(Rows from a dataset)
────────

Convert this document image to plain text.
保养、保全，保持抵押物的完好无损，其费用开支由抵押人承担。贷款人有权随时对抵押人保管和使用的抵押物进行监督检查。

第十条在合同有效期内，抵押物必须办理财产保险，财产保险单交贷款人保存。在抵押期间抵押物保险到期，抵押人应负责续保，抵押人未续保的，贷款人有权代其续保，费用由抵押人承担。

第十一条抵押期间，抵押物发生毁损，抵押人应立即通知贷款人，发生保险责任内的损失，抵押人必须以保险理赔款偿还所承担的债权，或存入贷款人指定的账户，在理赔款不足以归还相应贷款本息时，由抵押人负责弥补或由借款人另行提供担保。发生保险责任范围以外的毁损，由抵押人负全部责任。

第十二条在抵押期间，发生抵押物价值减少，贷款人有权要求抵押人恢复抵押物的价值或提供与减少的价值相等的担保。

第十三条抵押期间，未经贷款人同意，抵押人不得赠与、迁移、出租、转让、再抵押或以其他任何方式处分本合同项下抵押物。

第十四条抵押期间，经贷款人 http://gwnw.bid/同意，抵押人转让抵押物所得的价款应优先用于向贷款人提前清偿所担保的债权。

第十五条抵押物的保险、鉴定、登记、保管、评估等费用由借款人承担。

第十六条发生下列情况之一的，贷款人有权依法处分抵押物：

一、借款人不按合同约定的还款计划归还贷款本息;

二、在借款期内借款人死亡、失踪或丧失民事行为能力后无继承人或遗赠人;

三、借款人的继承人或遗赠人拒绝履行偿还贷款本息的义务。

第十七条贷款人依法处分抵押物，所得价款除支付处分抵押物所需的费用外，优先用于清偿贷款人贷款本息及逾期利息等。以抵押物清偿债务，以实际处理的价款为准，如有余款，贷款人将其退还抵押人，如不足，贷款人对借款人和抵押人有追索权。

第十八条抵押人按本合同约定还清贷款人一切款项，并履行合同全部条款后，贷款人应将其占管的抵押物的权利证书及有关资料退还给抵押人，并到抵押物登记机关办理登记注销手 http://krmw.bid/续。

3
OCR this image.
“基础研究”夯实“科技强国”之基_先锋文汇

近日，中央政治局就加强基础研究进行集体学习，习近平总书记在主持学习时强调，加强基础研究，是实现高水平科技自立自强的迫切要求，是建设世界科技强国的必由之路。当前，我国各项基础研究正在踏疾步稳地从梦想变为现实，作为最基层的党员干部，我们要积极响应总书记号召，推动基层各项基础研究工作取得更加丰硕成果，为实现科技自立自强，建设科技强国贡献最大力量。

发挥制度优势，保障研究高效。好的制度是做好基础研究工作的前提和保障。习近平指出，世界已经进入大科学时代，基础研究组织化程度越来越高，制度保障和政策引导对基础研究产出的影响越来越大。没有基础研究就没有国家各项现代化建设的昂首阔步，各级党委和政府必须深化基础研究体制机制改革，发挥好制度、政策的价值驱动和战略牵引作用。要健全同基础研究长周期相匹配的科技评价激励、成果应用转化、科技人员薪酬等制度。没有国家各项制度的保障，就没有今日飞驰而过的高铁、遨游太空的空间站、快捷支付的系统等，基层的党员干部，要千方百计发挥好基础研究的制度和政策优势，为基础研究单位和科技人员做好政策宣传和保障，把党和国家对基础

────────

GIVEN TASK | Every entry must be output again, exactly as written above.

TASK SOLUTION |
Convert this document image to plain text.
保养、保全，保持抵押物的完好无损，其费用开支由抵押人承担。贷款人有权随时对抵押人保管和使用的抵押物进行监督检查。

第十条在合同有效期内，抵押物必须办理财产保险，财产保险单交贷款人保存。在抵押期间抵押物保险到期，抵押人应负责续保，抵押人未续保的，贷款人有权代其续保，费用由抵押人承担。

第十一条抵押期间，抵押物发生毁损，抵押人应立即通知贷款人，发生保险责任内的损失，抵押人必须以保险理赔款偿还所承担的债权，或存入贷款人指定的账户，在理赔款不足以归还相应贷款本息时，由抵押人负责弥补或由借款人另行提供担保。发生保险责任范围以外的毁损，由抵押人负全部责任。

第十二条在抵押期间，发生抵押物价值减少，贷款人有权要求抵押人恢复抵押物的价值或提供与减少的价值相等的担保。

第十三条抵押期间，未经贷款人同意，抵押人不得赠与、迁移、出租、转让、再抵押或以其他任何方式处分本合同项下抵押物。

第十四条抵押期间，经贷款人 http://gwnw.bid/同意，抵押人转让抵押物所得的价款应优先用于向贷款人提前清偿所担保的债权。

第十五条抵押物的保险、鉴定、登记、保管、评估等费用由借款人承担。

第十六条发生下列情况之一的，贷款人有权依法处分抵押物：

一、借款人不按合同约定的还款计划归还贷款本息;

二、在借款期内借款人死亡、失踪或丧失民事行为能力后无继承人或遗赠人;

三、借款人的继承人或遗赠人拒绝履行偿还贷款本息的义务。

第十七条贷款人依法处分抵押物，所得价款除支付处分抵押物所需的费用外，优先用于清偿贷款人贷款本息及逾期利息等。以抵押物清偿债务，以实际处理的价款为准，如有余款，贷款人将其退还抵押人，如不足，贷款人对借款人和抵押人有追索权。

第十八条抵押人按本合同约定还清贷款人一切款项，并履行合同全部条款后，贷款人应将其占管的抵押物的权利证书及有关资料退还给抵押人，并到抵押物登记机关办理登记注销手 http://krmw.bid/续。

3
OCR this image.
“基础研究”夯实“科技强国”之基_先锋文汇

近日，中央政治局就加强基础研究进行集体学习，习近平总书记在主持学习时强调，加强基础研究，是实现高水平科技自立自强的迫切要求，是建设世界科技强国的必由之路。当前，我国各项基础研究正在踏疾步稳地从梦想变为现实，作为最基层的党员干部，我们要积极响应总书记号召，推动基层各项基础研究工作取得更加丰硕成果，为实现科技自立自强，建设科技强国贡献最大力量。

发挥制度优势，保障研究高效。好的制度是做好基础研究工作的前提和保障。习近平指出，世界已经进入大科学时代，基础研究组织化程度越来越高，制度保障和政策引导对基础研究产出的影响越来越大。没有基础研究就没有国家各项现代化建设的昂首阔步，各级党委和政府必须深化基础研究体制机制改革，发挥好制度、政策的价值驱动和战略牵引作用。要健全同基础研究长周期相匹配的科技评价激励、成果应用转化、科技人员薪酬等制度。没有国家各项制度的保障，就没有今日飞驰而过的高铁、遨游太空的空间站、快捷支付的系统等，基层的党员干部，要千方百计发挥好基础研究的制度和政策优势，为基础研究单位和科技人员做好政策宣传和保障，把党和国家对基础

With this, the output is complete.